● **SUPPLIED INFORMATION**:
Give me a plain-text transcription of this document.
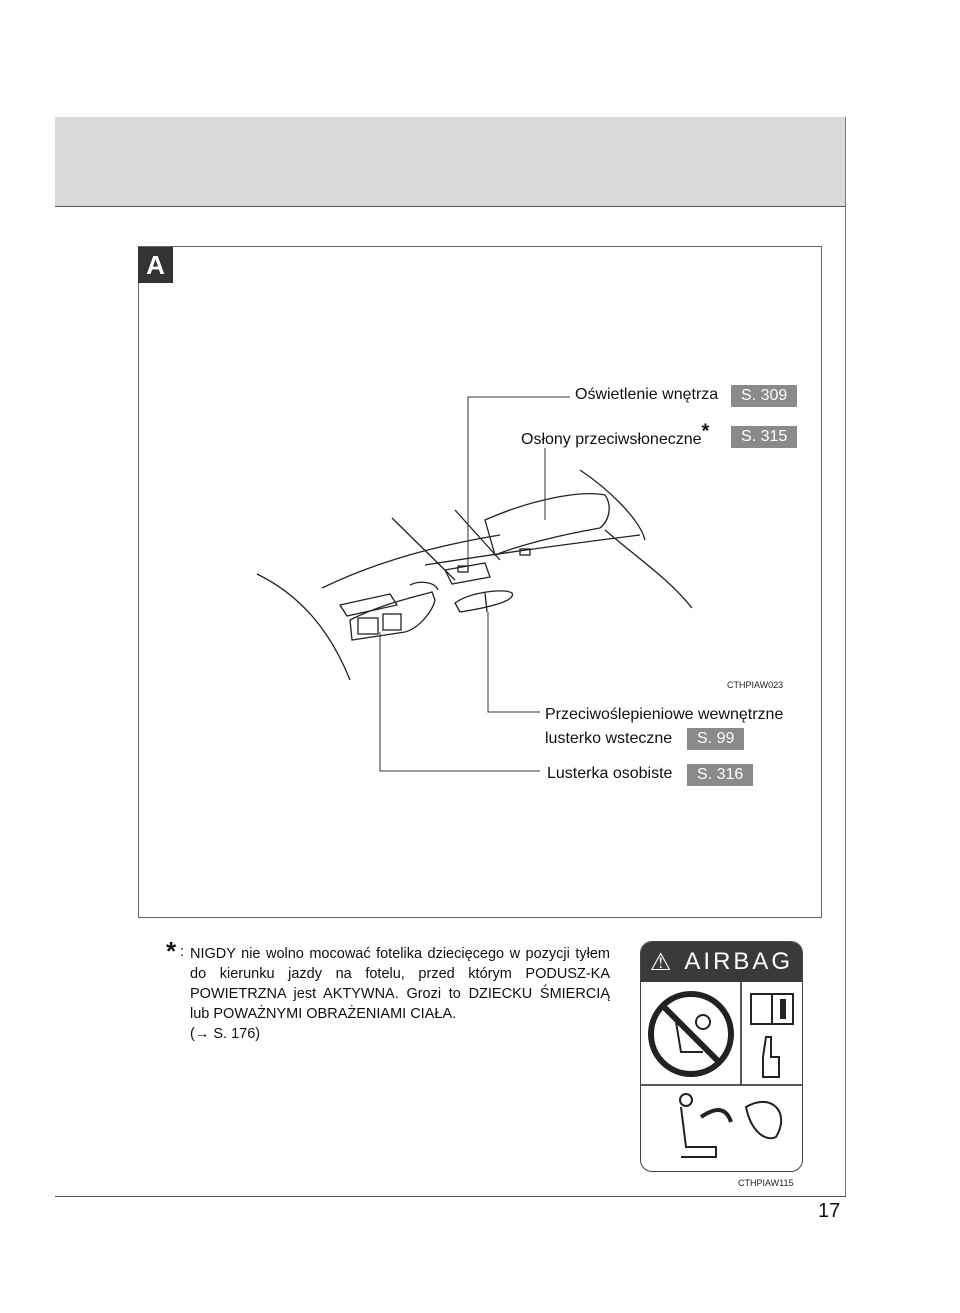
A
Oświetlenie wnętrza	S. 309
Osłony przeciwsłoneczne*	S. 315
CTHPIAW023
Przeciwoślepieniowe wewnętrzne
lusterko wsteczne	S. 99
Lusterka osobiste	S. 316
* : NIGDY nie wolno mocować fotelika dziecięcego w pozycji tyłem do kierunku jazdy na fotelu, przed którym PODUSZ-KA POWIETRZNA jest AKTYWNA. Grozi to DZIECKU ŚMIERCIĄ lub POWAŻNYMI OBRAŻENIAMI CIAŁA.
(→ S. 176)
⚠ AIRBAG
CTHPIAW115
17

● **TASK GOAL**:
Pictures in the records above are not copied; print everything else exactly.

● **RESPONSE TO THE EXERCISE**:
Give me a plain-text transcription of this document.
A
Oświetlenie wnętrza	S. 309
Osłony przeciwsłoneczne*	S. 315
CTHPIAW023
Przeciwoślepieniowe wewnętrzne
lusterko wsteczne	S. 99
Lusterka osobiste	S. 316
* : NIGDY nie wolno mocować fotelika dziecięcego w pozycji tyłem do kierunku jazdy na fotelu, przed którym PODUSZ-KA POWIETRZNA jest AKTYWNA. Grozi to DZIECKU ŚMIERCIĄ lub POWAŻNYMI OBRAŻENIAMI CIAŁA.
(→ S. 176)
⚠ AIRBAG
CTHPIAW115
17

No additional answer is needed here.